TASK OBJECTIVE: Lines containing "JSON" are to be counted. Report the count alone.

ENTRIES SUPPLIED:
=====

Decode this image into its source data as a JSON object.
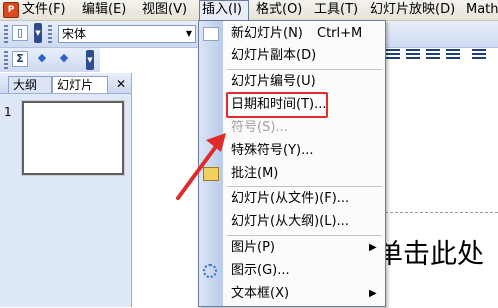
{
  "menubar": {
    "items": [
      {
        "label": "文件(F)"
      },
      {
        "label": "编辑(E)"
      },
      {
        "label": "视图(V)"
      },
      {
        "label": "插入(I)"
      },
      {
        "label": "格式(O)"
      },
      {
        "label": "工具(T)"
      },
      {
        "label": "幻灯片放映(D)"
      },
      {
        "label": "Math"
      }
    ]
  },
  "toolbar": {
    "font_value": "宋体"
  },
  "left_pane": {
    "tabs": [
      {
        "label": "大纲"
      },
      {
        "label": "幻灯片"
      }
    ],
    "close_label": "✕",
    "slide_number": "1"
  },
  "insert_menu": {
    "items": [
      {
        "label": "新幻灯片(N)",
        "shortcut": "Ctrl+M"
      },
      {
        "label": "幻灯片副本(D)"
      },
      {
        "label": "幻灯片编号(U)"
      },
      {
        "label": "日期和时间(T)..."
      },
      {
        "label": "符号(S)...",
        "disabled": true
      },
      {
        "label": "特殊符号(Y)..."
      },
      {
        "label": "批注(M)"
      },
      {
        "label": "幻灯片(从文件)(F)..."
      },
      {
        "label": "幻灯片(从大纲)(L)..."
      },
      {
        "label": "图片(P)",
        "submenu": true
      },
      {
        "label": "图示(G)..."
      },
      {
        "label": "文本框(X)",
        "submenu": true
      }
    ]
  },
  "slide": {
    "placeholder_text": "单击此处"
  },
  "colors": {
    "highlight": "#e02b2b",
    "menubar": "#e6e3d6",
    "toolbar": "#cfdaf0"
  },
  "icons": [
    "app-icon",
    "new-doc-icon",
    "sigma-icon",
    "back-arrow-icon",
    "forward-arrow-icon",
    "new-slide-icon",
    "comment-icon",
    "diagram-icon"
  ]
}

=====

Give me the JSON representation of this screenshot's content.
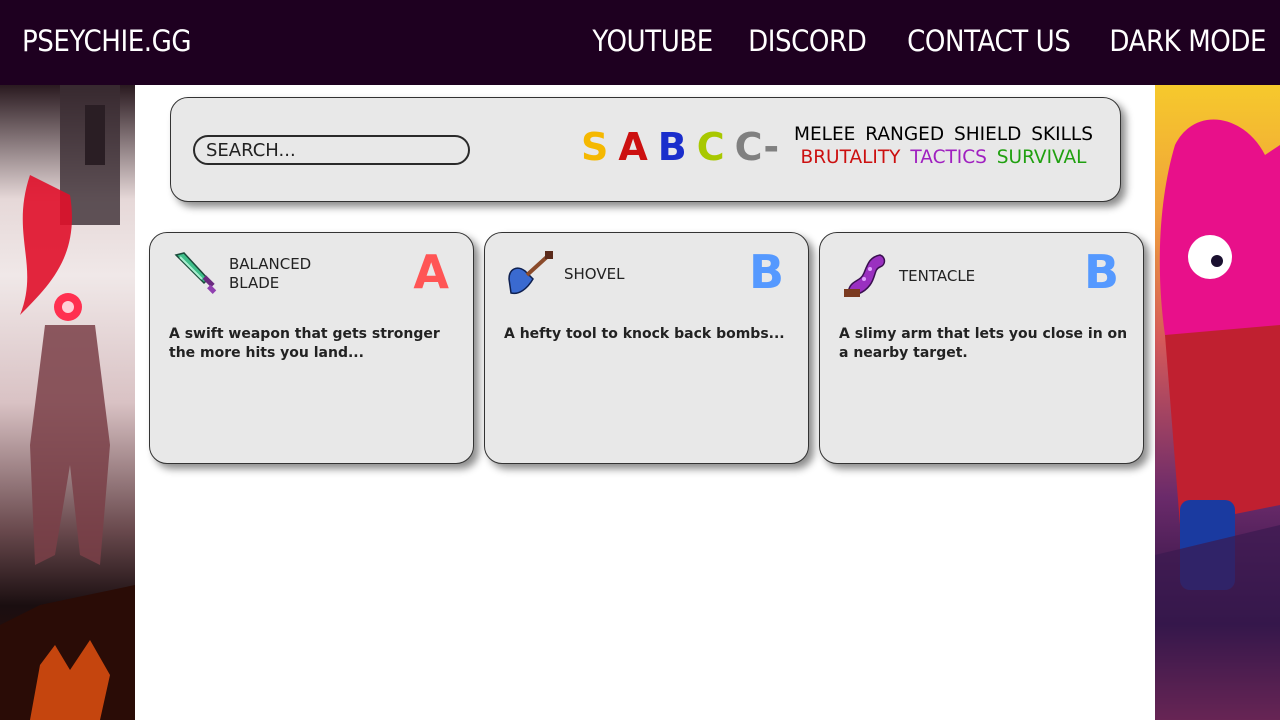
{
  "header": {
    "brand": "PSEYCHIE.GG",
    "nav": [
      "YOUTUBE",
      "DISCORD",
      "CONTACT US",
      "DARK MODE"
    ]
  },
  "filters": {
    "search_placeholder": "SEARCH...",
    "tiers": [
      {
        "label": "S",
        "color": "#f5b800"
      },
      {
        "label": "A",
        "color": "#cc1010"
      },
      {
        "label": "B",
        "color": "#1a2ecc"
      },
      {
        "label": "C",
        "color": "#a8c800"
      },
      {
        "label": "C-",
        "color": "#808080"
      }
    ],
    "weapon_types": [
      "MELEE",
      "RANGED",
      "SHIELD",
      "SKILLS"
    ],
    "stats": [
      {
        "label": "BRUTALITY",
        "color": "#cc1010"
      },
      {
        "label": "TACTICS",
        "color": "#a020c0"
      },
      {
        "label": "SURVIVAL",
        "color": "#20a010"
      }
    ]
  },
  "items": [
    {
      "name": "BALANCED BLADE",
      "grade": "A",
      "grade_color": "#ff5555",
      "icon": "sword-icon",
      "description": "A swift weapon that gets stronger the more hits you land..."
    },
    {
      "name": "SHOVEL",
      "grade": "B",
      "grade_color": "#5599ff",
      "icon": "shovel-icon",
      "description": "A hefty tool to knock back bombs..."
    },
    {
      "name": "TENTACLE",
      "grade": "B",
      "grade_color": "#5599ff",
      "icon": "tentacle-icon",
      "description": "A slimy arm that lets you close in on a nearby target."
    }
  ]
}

=====

EXPECTED OUTPUT: 2